▶ [SET PROBLEM] Leave out every picture, and output exactly the lines from the line containing "Extract all readable text from this page." through the last line of the data.

----------------------------------------

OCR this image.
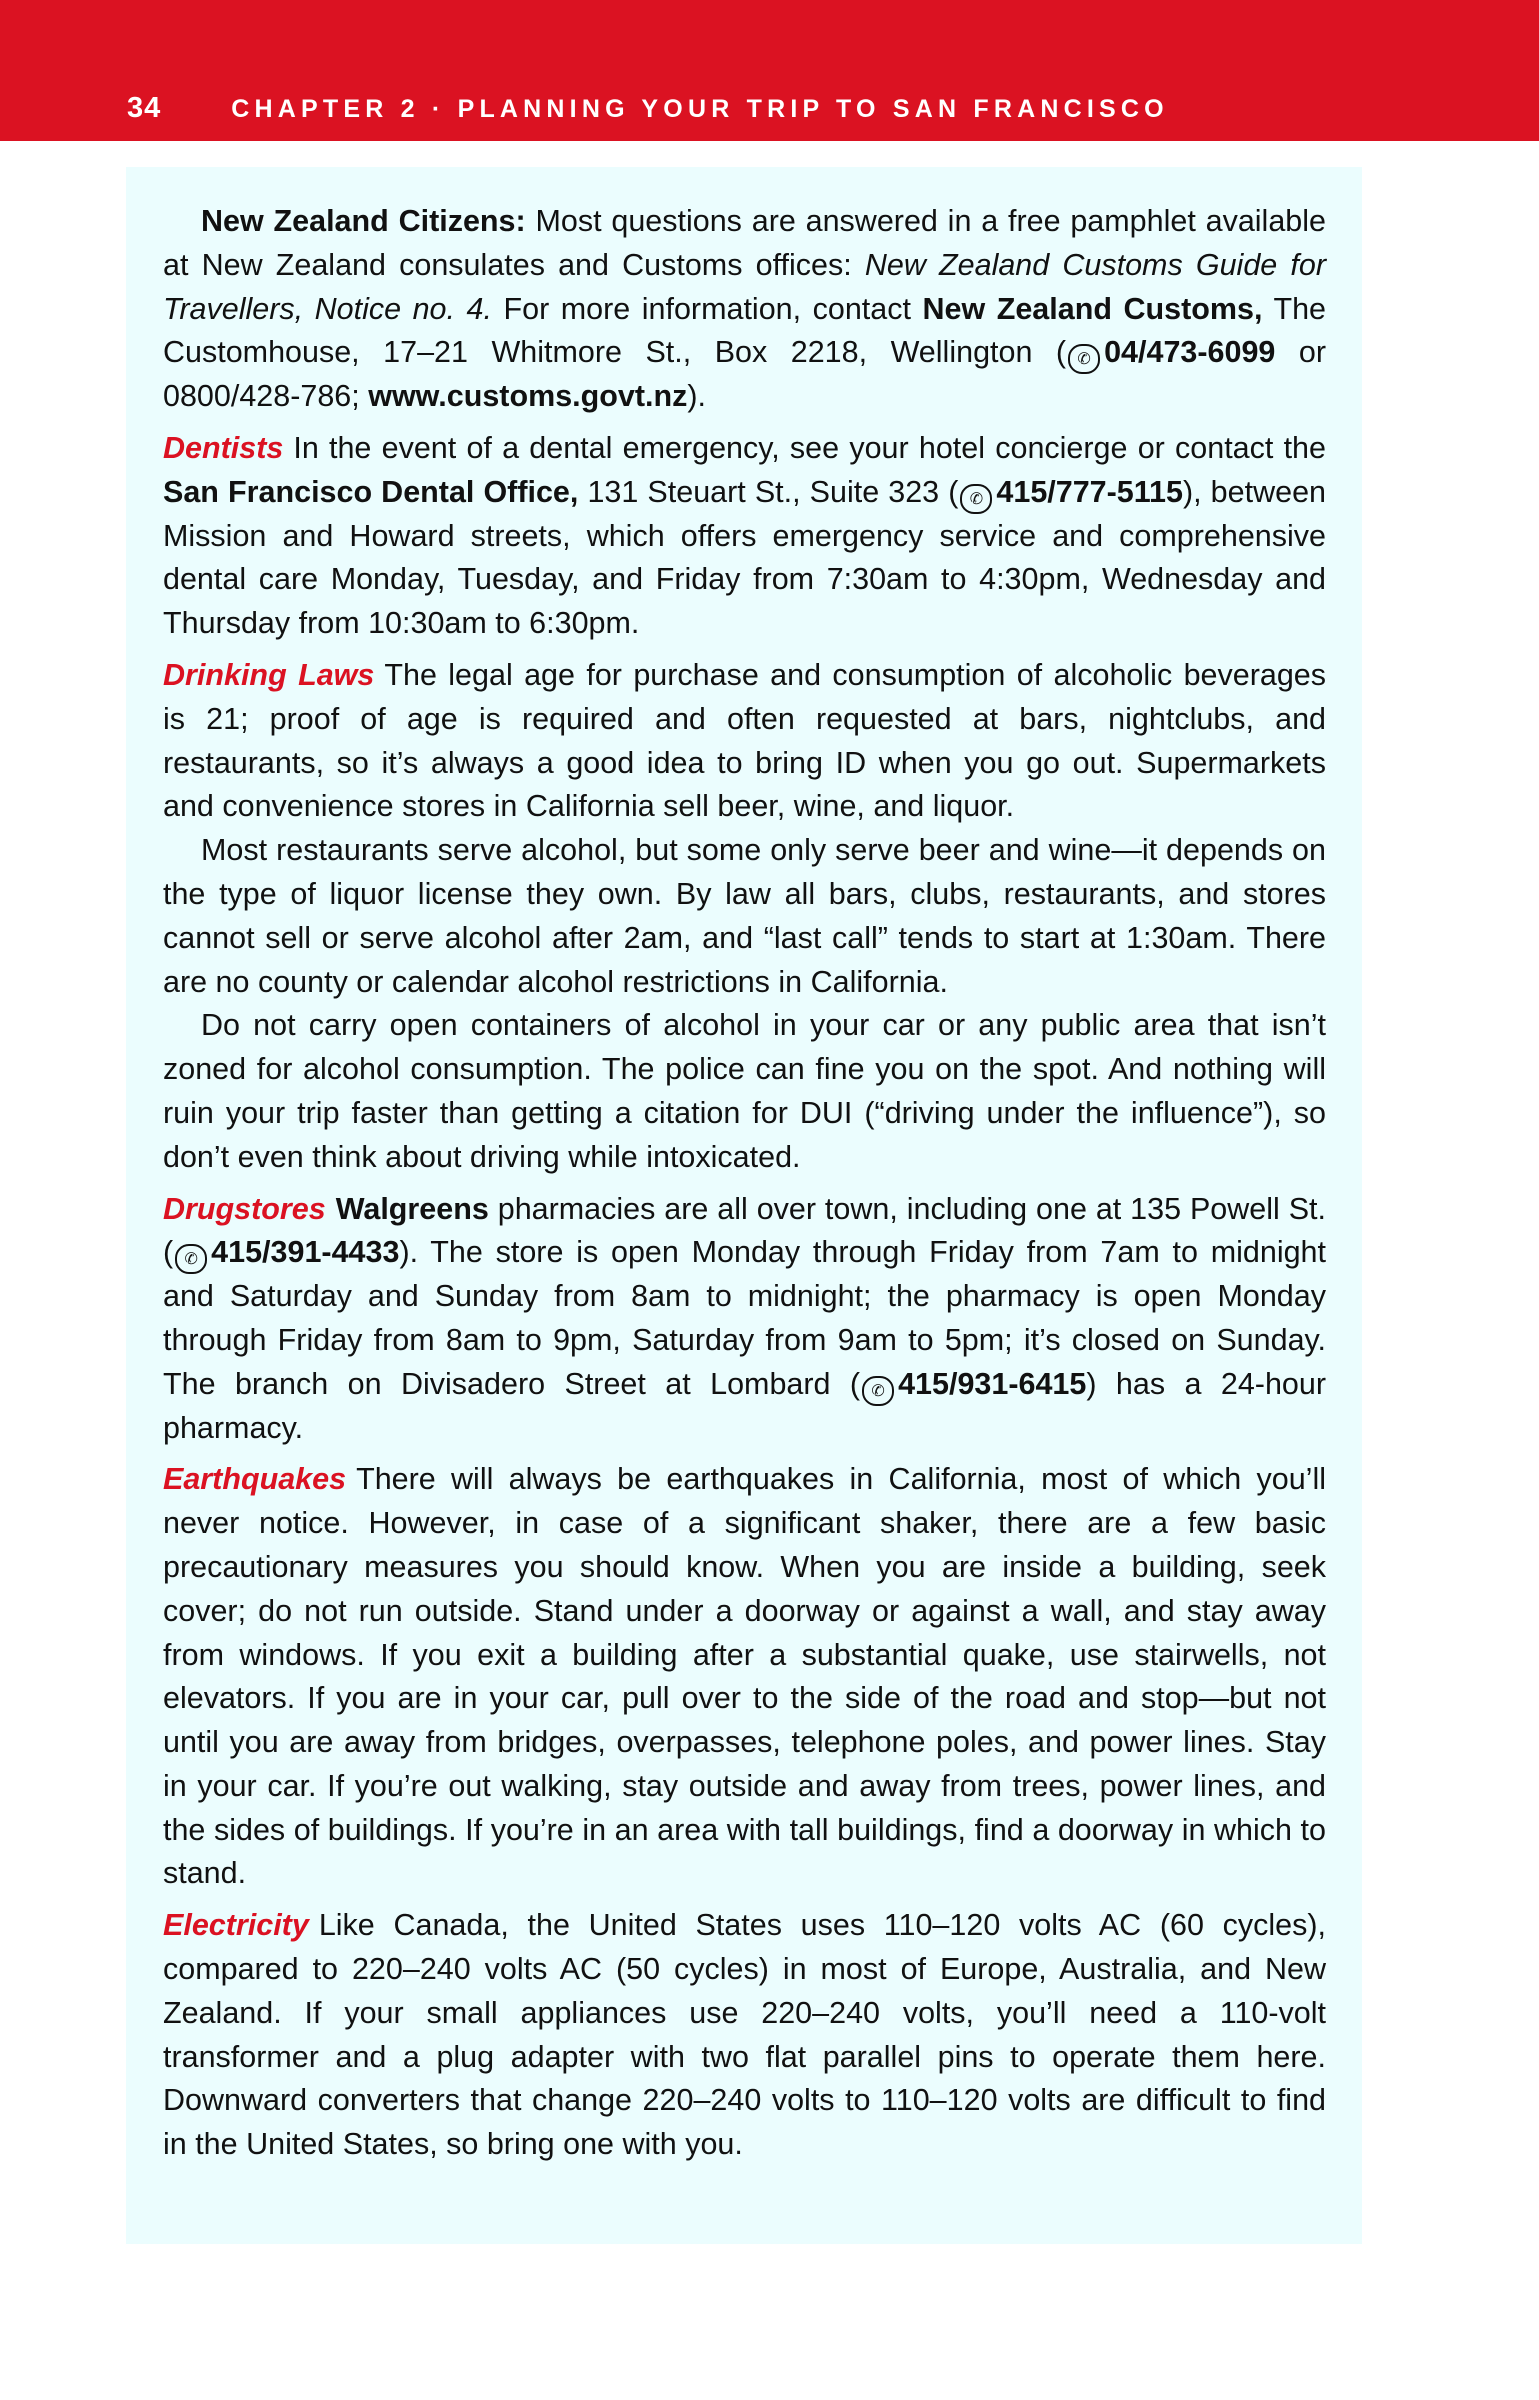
34	CHAPTER 2 · PLANNING YOUR TRIP TO SAN FRANCISCO

New Zealand Citizens: Most questions are answered in a free pamphlet available at New Zealand consulates and Customs offices: New Zealand Customs Guide for Travellers, Notice no. 4. For more information, contact New Zealand Customs, The Customhouse, 17–21 Whitmore St., Box 2218, Wellington ( ✆ 04/473-6099 or 0800/428-786; www.customs.govt.nz).

Dentists In the event of a dental emergency, see your hotel concierge or contact the San Francisco Dental Office, 131 Steuart St., Suite 323 ( ✆ 415/777-5115), between Mission and Howard streets, which offers emergency service and comprehensive dental care Monday, Tuesday, and Friday from 7:30am to 4:30pm, Wednesday and Thursday from 10:30am to 6:30pm.

Drinking Laws The legal age for purchase and consumption of alcoholic beverages is 21; proof of age is required and often requested at bars, nightclubs, and restaurants, so it’s always a good idea to bring ID when you go out. Supermarkets and convenience stores in California sell beer, wine, and liquor.

Most restaurants serve alcohol, but some only serve beer and wine—it depends on the type of liquor license they own. By law all bars, clubs, restaurants, and stores cannot sell or serve alcohol after 2am, and “last call” tends to start at 1:30am. There are no county or calendar alcohol restrictions in California.

Do not carry open containers of alcohol in your car or any public area that isn’t zoned for alcohol consumption. The police can fine you on the spot. And nothing will ruin your trip faster than getting a citation for DUI (“driving under the influence”), so don’t even think about driving while intoxicated.

Drugstores Walgreens pharmacies are all over town, including one at 135 Powell St. ( ✆ 415/391-4433). The store is open Monday through Friday from 7am to midnight and Saturday and Sunday from 8am to midnight; the pharmacy is open Monday through Friday from 8am to 9pm, Saturday from 9am to 5pm; it’s closed on Sunday. The branch on Divisadero Street at Lombard ( ✆ 415/931-6415) has a 24-hour pharmacy.

Earthquakes There will always be earthquakes in California, most of which you’ll never notice. However, in case of a significant shaker, there are a few basic precautionary measures you should know. When you are inside a building, seek cover; do not run outside. Stand under a doorway or against a wall, and stay away from windows. If you exit a building after a substantial quake, use stairwells, not elevators. If you are in your car, pull over to the side of the road and stop—but not until you are away from bridges, overpasses, telephone poles, and power lines. Stay in your car. If you’re out walking, stay outside and away from trees, power lines, and the sides of buildings. If you’re in an area with tall buildings, find a doorway in which to stand.

Electricity Like Canada, the United States uses 110–120 volts AC (60 cycles), compared to 220–240 volts AC (50 cycles) in most of Europe, Australia, and New Zealand. If your small appliances use 220–240 volts, you’ll need a 110-volt transformer and a plug adapter with two flat parallel pins to operate them here. Downward converters that change 220–240 volts to 110–120 volts are difficult to find in the United States, so bring one with you.
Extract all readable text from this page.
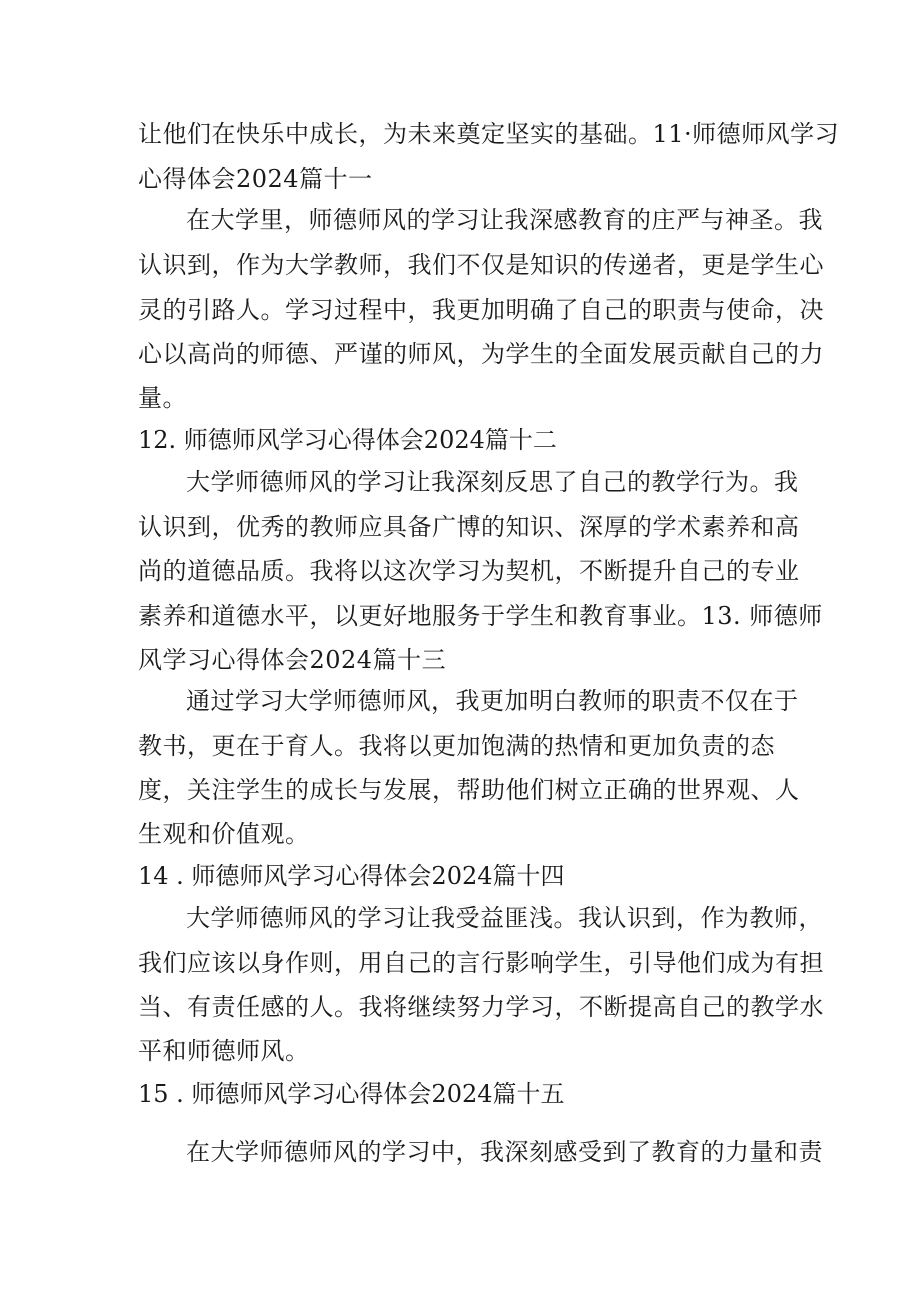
让他们在快乐中成长，为未来奠定坚实的基础。11·师德师风学习
心得体会2024篇十一
在大学里，师德师风的学习让我深感教育的庄严与神圣。我
认识到，作为大学教师，我们不仅是知识的传递者，更是学生心
灵的引路人。学习过程中，我更加明确了自己的职责与使命，决
心以高尚的师德、严谨的师风，为学生的全面发展贡献自己的力
量。
12. 师德师风学习心得体会2024篇十二
大学师德师风的学习让我深刻反思了自己的教学行为。我
认识到，优秀的教师应具备广博的知识、深厚的学术素养和高
尚的道德品质。我将以这次学习为契机，不断提升自己的专业
素养和道德水平，以更好地服务于学生和教育事业。13. 师德师
风学习心得体会2024篇十三
通过学习大学师德师风，我更加明白教师的职责不仅在于
教书，更在于育人。我将以更加饱满的热情和更加负责的态
度，关注学生的成长与发展，帮助他们树立正确的世界观、人
生观和价值观。
14 . 师德师风学习心得体会2024篇十四
大学师德师风的学习让我受益匪浅。我认识到，作为教师，
我们应该以身作则，用自己的言行影响学生，引导他们成为有担
当、有责任感的人。我将继续努力学习，不断提高自己的教学水
平和师德师风。
15 . 师德师风学习心得体会2024篇十五
在大学师德师风的学习中，我深刻感受到了教育的力量和责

----------------------------------------

▶ [THE RESULT]
Extract all readable text from this page.
让他们在快乐中成长，为未来奠定坚实的基础。11·师德师风学习
心得体会2024篇十一
在大学里，师德师风的学习让我深感教育的庄严与神圣。我
认识到，作为大学教师，我们不仅是知识的传递者，更是学生心
灵的引路人。学习过程中，我更加明确了自己的职责与使命，决
心以高尚的师德、严谨的师风，为学生的全面发展贡献自己的力
量。
12. 师德师风学习心得体会2024篇十二
大学师德师风的学习让我深刻反思了自己的教学行为。我
认识到，优秀的教师应具备广博的知识、深厚的学术素养和高
尚的道德品质。我将以这次学习为契机，不断提升自己的专业
素养和道德水平，以更好地服务于学生和教育事业。13. 师德师
风学习心得体会2024篇十三
通过学习大学师德师风，我更加明白教师的职责不仅在于
教书，更在于育人。我将以更加饱满的热情和更加负责的态
度，关注学生的成长与发展，帮助他们树立正确的世界观、人
生观和价值观。
14 . 师德师风学习心得体会2024篇十四
大学师德师风的学习让我受益匪浅。我认识到，作为教师，
我们应该以身作则，用自己的言行影响学生，引导他们成为有担
当、有责任感的人。我将继续努力学习，不断提高自己的教学水
平和师德师风。
15 . 师德师风学习心得体会2024篇十五
在大学师德师风的学习中，我深刻感受到了教育的力量和责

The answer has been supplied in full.